start

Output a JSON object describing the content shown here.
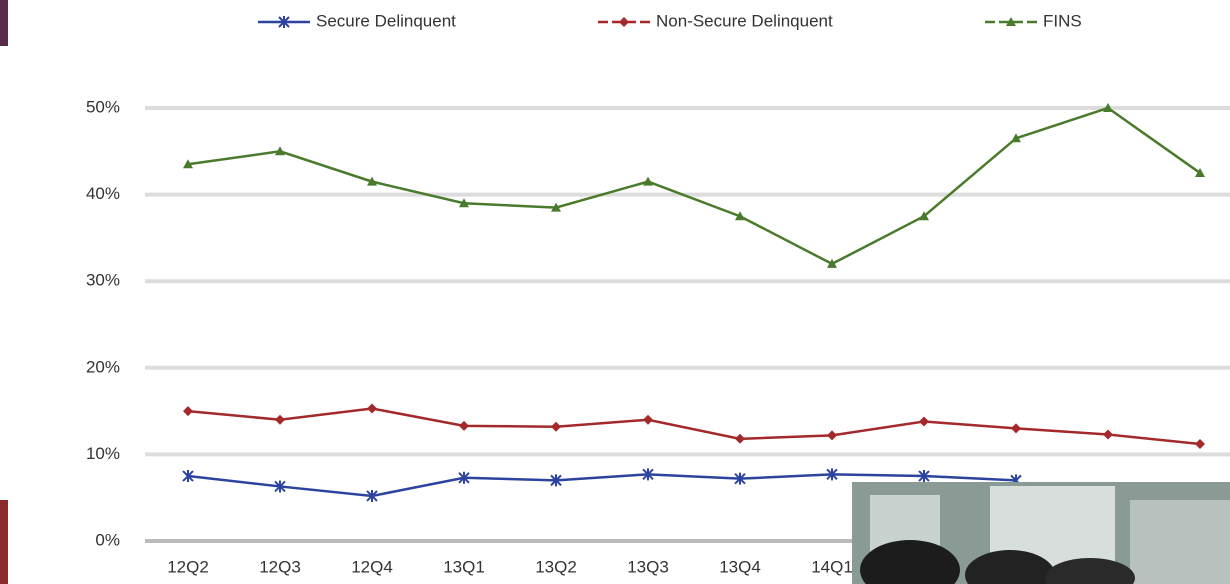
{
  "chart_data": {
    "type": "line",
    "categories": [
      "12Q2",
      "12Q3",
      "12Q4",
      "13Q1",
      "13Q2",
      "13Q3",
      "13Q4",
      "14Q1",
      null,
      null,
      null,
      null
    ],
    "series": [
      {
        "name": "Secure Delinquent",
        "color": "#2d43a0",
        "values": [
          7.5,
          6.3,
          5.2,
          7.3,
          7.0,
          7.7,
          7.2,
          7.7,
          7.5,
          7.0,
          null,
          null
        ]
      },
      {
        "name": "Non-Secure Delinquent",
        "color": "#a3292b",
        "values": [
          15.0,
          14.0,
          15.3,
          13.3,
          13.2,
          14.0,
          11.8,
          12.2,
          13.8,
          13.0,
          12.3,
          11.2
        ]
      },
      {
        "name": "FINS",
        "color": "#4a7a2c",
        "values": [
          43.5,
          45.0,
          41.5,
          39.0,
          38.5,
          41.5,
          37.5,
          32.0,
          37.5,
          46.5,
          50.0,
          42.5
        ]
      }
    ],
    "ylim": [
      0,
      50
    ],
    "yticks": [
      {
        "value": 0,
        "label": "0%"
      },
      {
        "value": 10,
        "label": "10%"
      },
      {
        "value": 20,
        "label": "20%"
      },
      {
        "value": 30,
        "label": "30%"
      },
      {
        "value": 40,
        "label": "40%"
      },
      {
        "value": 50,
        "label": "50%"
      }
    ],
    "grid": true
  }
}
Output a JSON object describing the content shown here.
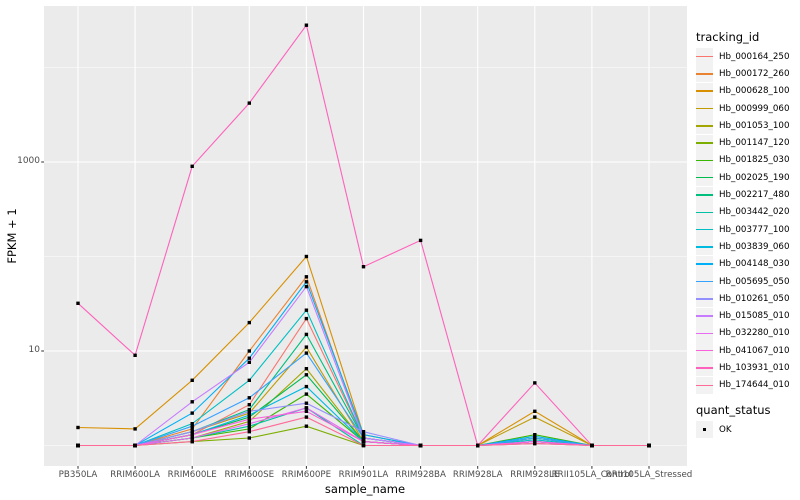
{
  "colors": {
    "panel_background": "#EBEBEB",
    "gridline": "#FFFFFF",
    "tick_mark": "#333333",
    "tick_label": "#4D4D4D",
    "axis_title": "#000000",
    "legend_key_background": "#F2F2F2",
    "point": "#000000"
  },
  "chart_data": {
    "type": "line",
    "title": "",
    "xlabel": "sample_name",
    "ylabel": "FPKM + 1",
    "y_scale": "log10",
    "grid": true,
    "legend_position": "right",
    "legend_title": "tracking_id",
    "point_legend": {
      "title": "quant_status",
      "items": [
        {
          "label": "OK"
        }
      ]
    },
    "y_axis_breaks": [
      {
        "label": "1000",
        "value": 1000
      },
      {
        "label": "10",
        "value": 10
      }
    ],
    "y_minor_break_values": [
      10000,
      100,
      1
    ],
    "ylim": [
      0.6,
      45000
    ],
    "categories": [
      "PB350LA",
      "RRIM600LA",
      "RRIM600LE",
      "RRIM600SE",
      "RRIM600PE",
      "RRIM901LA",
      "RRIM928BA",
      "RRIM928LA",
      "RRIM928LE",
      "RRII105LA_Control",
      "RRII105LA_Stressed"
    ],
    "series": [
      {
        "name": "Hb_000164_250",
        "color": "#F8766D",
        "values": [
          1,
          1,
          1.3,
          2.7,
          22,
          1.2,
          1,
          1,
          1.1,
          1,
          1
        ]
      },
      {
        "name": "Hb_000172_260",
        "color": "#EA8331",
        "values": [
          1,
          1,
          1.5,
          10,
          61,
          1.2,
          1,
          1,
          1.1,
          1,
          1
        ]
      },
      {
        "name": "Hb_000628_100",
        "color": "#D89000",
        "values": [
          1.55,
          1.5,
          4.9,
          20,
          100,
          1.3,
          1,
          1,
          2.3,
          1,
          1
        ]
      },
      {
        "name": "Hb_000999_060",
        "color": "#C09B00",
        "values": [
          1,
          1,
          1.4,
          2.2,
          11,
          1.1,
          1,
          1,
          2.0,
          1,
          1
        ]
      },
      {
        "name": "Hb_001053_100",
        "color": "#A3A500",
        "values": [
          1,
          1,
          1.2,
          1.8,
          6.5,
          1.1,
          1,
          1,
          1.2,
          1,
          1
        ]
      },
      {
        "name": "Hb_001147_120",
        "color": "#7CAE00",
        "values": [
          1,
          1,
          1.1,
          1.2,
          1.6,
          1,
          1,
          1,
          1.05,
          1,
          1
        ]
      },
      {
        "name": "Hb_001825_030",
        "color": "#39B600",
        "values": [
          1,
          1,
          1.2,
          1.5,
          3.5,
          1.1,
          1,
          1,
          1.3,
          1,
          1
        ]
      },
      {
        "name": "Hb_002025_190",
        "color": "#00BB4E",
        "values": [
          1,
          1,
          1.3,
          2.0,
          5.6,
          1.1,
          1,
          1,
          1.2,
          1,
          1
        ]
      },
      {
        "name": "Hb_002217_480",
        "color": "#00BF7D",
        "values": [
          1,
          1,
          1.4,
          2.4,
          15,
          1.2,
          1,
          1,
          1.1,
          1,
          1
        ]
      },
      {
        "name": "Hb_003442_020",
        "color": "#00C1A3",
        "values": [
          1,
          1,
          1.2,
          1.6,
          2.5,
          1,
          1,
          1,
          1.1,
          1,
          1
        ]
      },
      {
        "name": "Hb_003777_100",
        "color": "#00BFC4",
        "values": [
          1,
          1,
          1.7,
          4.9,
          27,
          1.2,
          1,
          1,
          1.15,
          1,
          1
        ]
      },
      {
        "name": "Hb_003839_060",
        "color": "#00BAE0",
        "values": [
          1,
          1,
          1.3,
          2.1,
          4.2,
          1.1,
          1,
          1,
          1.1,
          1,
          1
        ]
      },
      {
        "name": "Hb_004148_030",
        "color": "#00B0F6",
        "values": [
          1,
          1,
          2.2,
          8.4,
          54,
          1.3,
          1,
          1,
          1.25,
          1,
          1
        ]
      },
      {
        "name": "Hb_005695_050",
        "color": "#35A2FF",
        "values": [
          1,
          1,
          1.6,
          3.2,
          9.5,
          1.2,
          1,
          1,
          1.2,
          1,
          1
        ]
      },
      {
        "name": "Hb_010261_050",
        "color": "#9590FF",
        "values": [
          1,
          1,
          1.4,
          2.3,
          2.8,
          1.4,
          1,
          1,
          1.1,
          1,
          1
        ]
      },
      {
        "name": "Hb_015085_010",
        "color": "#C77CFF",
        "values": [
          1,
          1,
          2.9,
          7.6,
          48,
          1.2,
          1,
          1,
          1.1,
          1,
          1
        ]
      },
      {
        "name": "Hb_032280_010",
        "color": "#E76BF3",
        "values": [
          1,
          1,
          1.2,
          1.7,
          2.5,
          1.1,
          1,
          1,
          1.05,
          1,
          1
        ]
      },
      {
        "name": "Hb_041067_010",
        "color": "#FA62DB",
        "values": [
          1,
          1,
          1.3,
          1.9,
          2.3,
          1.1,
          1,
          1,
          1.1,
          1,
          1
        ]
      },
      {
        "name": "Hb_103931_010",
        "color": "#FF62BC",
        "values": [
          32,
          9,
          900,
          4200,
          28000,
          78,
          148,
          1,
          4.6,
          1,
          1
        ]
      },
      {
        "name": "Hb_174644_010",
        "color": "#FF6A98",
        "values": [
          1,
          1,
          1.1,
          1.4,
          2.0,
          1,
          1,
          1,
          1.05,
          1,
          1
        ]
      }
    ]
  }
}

end

Will you set down the records word for word while leaving out every picture?

» **Task answer**:
Output a JSON object describing the content shown here.
{
  "chart_data": {
    "type": "line",
    "categories": [
      "12Q2",
      "12Q3",
      "12Q4",
      "13Q1",
      "13Q2",
      "13Q3",
      "13Q4",
      "14Q1",
      null,
      null,
      null,
      null
    ],
    "series": [
      {
        "name": "Secure Delinquent",
        "color": "#2d43a0",
        "values": [
          7.5,
          6.3,
          5.2,
          7.3,
          7.0,
          7.7,
          7.2,
          7.7,
          7.5,
          7.0,
          null,
          null
        ]
      },
      {
        "name": "Non-Secure Delinquent",
        "color": "#a3292b",
        "values": [
          15.0,
          14.0,
          15.3,
          13.3,
          13.2,
          14.0,
          11.8,
          12.2,
          13.8,
          13.0,
          12.3,
          11.2
        ]
      },
      {
        "name": "FINS",
        "color": "#4a7a2c",
        "values": [
          43.5,
          45.0,
          41.5,
          39.0,
          38.5,
          41.5,
          37.5,
          32.0,
          37.5,
          46.5,
          50.0,
          42.5
        ]
      }
    ],
    "ylim": [
      0,
      50
    ],
    "yticks": [
      {
        "value": 0,
        "label": "0%"
      },
      {
        "value": 10,
        "label": "10%"
      },
      {
        "value": 20,
        "label": "20%"
      },
      {
        "value": 30,
        "label": "30%"
      },
      {
        "value": 40,
        "label": "40%"
      },
      {
        "value": 50,
        "label": "50%"
      }
    ],
    "grid": true
  }
}
Output a JSON object describing the content shown here.
{
  "colors": {
    "panel_background": "#EBEBEB",
    "gridline": "#FFFFFF",
    "tick_mark": "#333333",
    "tick_label": "#4D4D4D",
    "axis_title": "#000000",
    "legend_key_background": "#F2F2F2",
    "point": "#000000"
  },
  "chart_data": {
    "type": "line",
    "title": "",
    "xlabel": "sample_name",
    "ylabel": "FPKM + 1",
    "y_scale": "log10",
    "grid": true,
    "legend_position": "right",
    "legend_title": "tracking_id",
    "point_legend": {
      "title": "quant_status",
      "items": [
        {
          "label": "OK"
        }
      ]
    },
    "y_axis_breaks": [
      {
        "label": "1000",
        "value": 1000
      },
      {
        "label": "10",
        "value": 10
      }
    ],
    "y_minor_break_values": [
      10000,
      100,
      1
    ],
    "ylim": [
      0.6,
      45000
    ],
    "categories": [
      "PB350LA",
      "RRIM600LA",
      "RRIM600LE",
      "RRIM600SE",
      "RRIM600PE",
      "RRIM901LA",
      "RRIM928BA",
      "RRIM928LA",
      "RRIM928LE",
      "RRII105LA_Control",
      "RRII105LA_Stressed"
    ],
    "series": [
      {
        "name": "Hb_000164_250",
        "color": "#F8766D",
        "values": [
          1,
          1,
          1.3,
          2.7,
          22,
          1.2,
          1,
          1,
          1.1,
          1,
          1
        ]
      },
      {
        "name": "Hb_000172_260",
        "color": "#EA8331",
        "values": [
          1,
          1,
          1.5,
          10,
          61,
          1.2,
          1,
          1,
          1.1,
          1,
          1
        ]
      },
      {
        "name": "Hb_000628_100",
        "color": "#D89000",
        "values": [
          1.55,
          1.5,
          4.9,
          20,
          100,
          1.3,
          1,
          1,
          2.3,
          1,
          1
        ]
      },
      {
        "name": "Hb_000999_060",
        "color": "#C09B00",
        "values": [
          1,
          1,
          1.4,
          2.2,
          11,
          1.1,
          1,
          1,
          2.0,
          1,
          1
        ]
      },
      {
        "name": "Hb_001053_100",
        "color": "#A3A500",
        "values": [
          1,
          1,
          1.2,
          1.8,
          6.5,
          1.1,
          1,
          1,
          1.2,
          1,
          1
        ]
      },
      {
        "name": "Hb_001147_120",
        "color": "#7CAE00",
        "values": [
          1,
          1,
          1.1,
          1.2,
          1.6,
          1,
          1,
          1,
          1.05,
          1,
          1
        ]
      },
      {
        "name": "Hb_001825_030",
        "color": "#39B600",
        "values": [
          1,
          1,
          1.2,
          1.5,
          3.5,
          1.1,
          1,
          1,
          1.3,
          1,
          1
        ]
      },
      {
        "name": "Hb_002025_190",
        "color": "#00BB4E",
        "values": [
          1,
          1,
          1.3,
          2.0,
          5.6,
          1.1,
          1,
          1,
          1.2,
          1,
          1
        ]
      },
      {
        "name": "Hb_002217_480",
        "color": "#00BF7D",
        "values": [
          1,
          1,
          1.4,
          2.4,
          15,
          1.2,
          1,
          1,
          1.1,
          1,
          1
        ]
      },
      {
        "name": "Hb_003442_020",
        "color": "#00C1A3",
        "values": [
          1,
          1,
          1.2,
          1.6,
          2.5,
          1,
          1,
          1,
          1.1,
          1,
          1
        ]
      },
      {
        "name": "Hb_003777_100",
        "color": "#00BFC4",
        "values": [
          1,
          1,
          1.7,
          4.9,
          27,
          1.2,
          1,
          1,
          1.15,
          1,
          1
        ]
      },
      {
        "name": "Hb_003839_060",
        "color": "#00BAE0",
        "values": [
          1,
          1,
          1.3,
          2.1,
          4.2,
          1.1,
          1,
          1,
          1.1,
          1,
          1
        ]
      },
      {
        "name": "Hb_004148_030",
        "color": "#00B0F6",
        "values": [
          1,
          1,
          2.2,
          8.4,
          54,
          1.3,
          1,
          1,
          1.25,
          1,
          1
        ]
      },
      {
        "name": "Hb_005695_050",
        "color": "#35A2FF",
        "values": [
          1,
          1,
          1.6,
          3.2,
          9.5,
          1.2,
          1,
          1,
          1.2,
          1,
          1
        ]
      },
      {
        "name": "Hb_010261_050",
        "color": "#9590FF",
        "values": [
          1,
          1,
          1.4,
          2.3,
          2.8,
          1.4,
          1,
          1,
          1.1,
          1,
          1
        ]
      },
      {
        "name": "Hb_015085_010",
        "color": "#C77CFF",
        "values": [
          1,
          1,
          2.9,
          7.6,
          48,
          1.2,
          1,
          1,
          1.1,
          1,
          1
        ]
      },
      {
        "name": "Hb_032280_010",
        "color": "#E76BF3",
        "values": [
          1,
          1,
          1.2,
          1.7,
          2.5,
          1.1,
          1,
          1,
          1.05,
          1,
          1
        ]
      },
      {
        "name": "Hb_041067_010",
        "color": "#FA62DB",
        "values": [
          1,
          1,
          1.3,
          1.9,
          2.3,
          1.1,
          1,
          1,
          1.1,
          1,
          1
        ]
      },
      {
        "name": "Hb_103931_010",
        "color": "#FF62BC",
        "values": [
          32,
          9,
          900,
          4200,
          28000,
          78,
          148,
          1,
          4.6,
          1,
          1
        ]
      },
      {
        "name": "Hb_174644_010",
        "color": "#FF6A98",
        "values": [
          1,
          1,
          1.1,
          1.4,
          2.0,
          1,
          1,
          1,
          1.05,
          1,
          1
        ]
      }
    ]
  }
}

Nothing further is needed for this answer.